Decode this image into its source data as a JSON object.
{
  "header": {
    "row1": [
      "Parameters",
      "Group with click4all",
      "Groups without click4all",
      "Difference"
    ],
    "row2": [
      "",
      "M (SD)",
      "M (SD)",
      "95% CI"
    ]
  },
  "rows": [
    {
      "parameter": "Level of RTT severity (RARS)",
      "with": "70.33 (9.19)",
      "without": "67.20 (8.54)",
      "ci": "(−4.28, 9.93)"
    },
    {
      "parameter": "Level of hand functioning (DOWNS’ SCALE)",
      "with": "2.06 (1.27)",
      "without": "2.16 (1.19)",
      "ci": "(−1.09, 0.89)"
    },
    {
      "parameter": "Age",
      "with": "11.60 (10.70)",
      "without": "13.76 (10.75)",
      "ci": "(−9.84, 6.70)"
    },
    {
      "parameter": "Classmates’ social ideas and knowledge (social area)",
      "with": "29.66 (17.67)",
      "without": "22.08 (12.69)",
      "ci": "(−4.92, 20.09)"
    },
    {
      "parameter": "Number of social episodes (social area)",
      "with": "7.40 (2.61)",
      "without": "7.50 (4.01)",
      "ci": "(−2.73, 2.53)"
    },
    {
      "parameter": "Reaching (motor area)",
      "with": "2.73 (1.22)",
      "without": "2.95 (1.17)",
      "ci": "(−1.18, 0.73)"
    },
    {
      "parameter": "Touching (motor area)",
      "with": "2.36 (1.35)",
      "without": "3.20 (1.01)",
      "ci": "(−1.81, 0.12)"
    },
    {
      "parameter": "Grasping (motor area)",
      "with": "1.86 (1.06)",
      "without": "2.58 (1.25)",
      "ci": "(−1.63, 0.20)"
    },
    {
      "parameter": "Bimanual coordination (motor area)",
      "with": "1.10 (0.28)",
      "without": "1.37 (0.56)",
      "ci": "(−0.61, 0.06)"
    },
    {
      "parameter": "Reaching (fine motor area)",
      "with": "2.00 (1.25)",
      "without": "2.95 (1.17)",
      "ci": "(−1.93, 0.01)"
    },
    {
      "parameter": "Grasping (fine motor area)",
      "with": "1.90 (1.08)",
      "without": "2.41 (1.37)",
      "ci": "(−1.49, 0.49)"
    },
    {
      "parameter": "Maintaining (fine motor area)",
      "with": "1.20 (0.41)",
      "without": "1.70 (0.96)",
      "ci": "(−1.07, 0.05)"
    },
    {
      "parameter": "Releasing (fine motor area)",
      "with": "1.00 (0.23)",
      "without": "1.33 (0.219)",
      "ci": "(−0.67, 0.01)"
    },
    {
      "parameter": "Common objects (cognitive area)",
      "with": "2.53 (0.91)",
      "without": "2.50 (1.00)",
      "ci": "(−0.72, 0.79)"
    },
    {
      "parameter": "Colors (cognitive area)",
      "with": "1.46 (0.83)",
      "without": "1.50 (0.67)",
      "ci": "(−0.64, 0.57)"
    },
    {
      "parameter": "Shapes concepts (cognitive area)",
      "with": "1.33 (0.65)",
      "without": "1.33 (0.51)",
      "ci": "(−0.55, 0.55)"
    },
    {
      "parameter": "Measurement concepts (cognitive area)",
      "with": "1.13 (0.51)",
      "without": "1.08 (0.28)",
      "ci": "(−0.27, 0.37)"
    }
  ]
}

::::

Short problem: Read the data above and count the lines that include "concepts". Answer only with the count.

Response to the task: 2